# START OF Listing
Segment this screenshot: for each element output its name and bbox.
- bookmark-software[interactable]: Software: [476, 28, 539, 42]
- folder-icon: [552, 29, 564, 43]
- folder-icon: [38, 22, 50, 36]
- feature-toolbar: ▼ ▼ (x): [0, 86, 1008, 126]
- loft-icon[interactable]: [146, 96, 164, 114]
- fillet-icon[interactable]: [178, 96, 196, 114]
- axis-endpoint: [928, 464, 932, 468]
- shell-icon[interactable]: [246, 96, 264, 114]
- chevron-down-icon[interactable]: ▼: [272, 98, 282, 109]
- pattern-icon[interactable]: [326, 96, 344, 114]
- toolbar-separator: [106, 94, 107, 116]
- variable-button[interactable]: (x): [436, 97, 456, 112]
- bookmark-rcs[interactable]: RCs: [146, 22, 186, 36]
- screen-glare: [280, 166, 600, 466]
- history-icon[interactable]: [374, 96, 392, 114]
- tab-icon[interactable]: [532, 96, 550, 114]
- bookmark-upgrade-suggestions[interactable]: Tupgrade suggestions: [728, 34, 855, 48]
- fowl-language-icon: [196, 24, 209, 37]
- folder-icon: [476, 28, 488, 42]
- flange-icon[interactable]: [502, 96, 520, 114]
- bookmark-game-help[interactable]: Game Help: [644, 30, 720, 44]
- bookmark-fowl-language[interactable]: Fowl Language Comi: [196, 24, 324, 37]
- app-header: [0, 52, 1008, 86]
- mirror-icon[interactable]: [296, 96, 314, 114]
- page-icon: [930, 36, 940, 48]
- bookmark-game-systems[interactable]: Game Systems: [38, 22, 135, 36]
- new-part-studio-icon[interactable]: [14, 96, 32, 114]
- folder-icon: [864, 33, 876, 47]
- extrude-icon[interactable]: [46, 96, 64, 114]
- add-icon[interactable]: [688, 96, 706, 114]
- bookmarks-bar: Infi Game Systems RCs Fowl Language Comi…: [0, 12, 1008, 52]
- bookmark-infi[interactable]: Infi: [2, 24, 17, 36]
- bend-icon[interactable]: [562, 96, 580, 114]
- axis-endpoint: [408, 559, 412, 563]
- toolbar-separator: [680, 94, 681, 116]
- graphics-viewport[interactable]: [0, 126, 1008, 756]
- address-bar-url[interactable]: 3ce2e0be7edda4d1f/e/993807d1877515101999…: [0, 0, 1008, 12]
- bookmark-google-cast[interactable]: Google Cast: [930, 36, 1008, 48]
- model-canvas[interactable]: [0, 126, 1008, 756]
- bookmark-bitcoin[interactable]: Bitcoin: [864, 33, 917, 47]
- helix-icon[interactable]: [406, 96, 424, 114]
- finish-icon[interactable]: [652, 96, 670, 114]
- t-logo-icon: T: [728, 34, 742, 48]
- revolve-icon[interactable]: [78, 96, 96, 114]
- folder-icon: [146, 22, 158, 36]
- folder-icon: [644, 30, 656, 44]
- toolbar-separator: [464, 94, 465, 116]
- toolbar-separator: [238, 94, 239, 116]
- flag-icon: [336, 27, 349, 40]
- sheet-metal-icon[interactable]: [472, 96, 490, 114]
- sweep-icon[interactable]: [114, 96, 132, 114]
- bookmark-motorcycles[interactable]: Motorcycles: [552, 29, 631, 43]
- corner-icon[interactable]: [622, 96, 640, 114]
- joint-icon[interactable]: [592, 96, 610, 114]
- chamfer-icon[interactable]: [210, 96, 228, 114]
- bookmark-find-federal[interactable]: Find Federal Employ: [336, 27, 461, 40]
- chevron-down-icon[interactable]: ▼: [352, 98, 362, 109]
# END OF Listing
■ **Instruction**
Reproduce all of the rows above, swapping every occurrence of "toolbar-separator" for "toolbar-divider" and leaving everything else as it is.

■ **Answer to this problem**
Segment this screenshot: for each element output its name and bbox.
- bookmark-software[interactable]: Software: [476, 28, 539, 42]
- folder-icon: [552, 29, 564, 43]
- folder-icon: [38, 22, 50, 36]
- feature-toolbar: ▼ ▼ (x): [0, 86, 1008, 126]
- loft-icon[interactable]: [146, 96, 164, 114]
- fillet-icon[interactable]: [178, 96, 196, 114]
- axis-endpoint: [928, 464, 932, 468]
- shell-icon[interactable]: [246, 96, 264, 114]
- chevron-down-icon[interactable]: ▼: [272, 98, 282, 109]
- pattern-icon[interactable]: [326, 96, 344, 114]
- toolbar-divider: [106, 94, 107, 116]
- variable-button[interactable]: (x): [436, 97, 456, 112]
- bookmark-rcs[interactable]: RCs: [146, 22, 186, 36]
- screen-glare: [280, 166, 600, 466]
- history-icon[interactable]: [374, 96, 392, 114]
- tab-icon[interactable]: [532, 96, 550, 114]
- bookmark-upgrade-suggestions[interactable]: Tupgrade suggestions: [728, 34, 855, 48]
- fowl-language-icon: [196, 24, 209, 37]
- folder-icon: [476, 28, 488, 42]
- flange-icon[interactable]: [502, 96, 520, 114]
- bookmark-game-help[interactable]: Game Help: [644, 30, 720, 44]
- bookmark-fowl-language[interactable]: Fowl Language Comi: [196, 24, 324, 37]
- app-header: [0, 52, 1008, 86]
- mirror-icon[interactable]: [296, 96, 314, 114]
- page-icon: [930, 36, 940, 48]
- bookmark-game-systems[interactable]: Game Systems: [38, 22, 135, 36]
- new-part-studio-icon[interactable]: [14, 96, 32, 114]
- folder-icon: [864, 33, 876, 47]
- extrude-icon[interactable]: [46, 96, 64, 114]
- add-icon[interactable]: [688, 96, 706, 114]
- bookmarks-bar: Infi Game Systems RCs Fowl Language Comi…: [0, 12, 1008, 52]
- bookmark-infi[interactable]: Infi: [2, 24, 17, 36]
- bend-icon[interactable]: [562, 96, 580, 114]
- axis-endpoint: [408, 559, 412, 563]
- toolbar-divider: [680, 94, 681, 116]
- graphics-viewport[interactable]: [0, 126, 1008, 756]
- address-bar-url[interactable]: 3ce2e0be7edda4d1f/e/993807d1877515101999…: [0, 0, 1008, 12]
- bookmark-google-cast[interactable]: Google Cast: [930, 36, 1008, 48]
- model-canvas[interactable]: [0, 126, 1008, 756]
- bookmark-bitcoin[interactable]: Bitcoin: [864, 33, 917, 47]
- helix-icon[interactable]: [406, 96, 424, 114]
- finish-icon[interactable]: [652, 96, 670, 114]
- t-logo-icon: T: [728, 34, 742, 48]
- revolve-icon[interactable]: [78, 96, 96, 114]
- folder-icon: [146, 22, 158, 36]
- folder-icon: [644, 30, 656, 44]
- toolbar-divider: [464, 94, 465, 116]
- toolbar-divider: [238, 94, 239, 116]
- flag-icon: [336, 27, 349, 40]
- sheet-metal-icon[interactable]: [472, 96, 490, 114]
- sweep-icon[interactable]: [114, 96, 132, 114]
- bookmark-motorcycles[interactable]: Motorcycles: [552, 29, 631, 43]
- corner-icon[interactable]: [622, 96, 640, 114]
- joint-icon[interactable]: [592, 96, 610, 114]
- chamfer-icon[interactable]: [210, 96, 228, 114]
- bookmark-find-federal[interactable]: Find Federal Employ: [336, 27, 461, 40]
- chevron-down-icon[interactable]: ▼: [352, 98, 362, 109]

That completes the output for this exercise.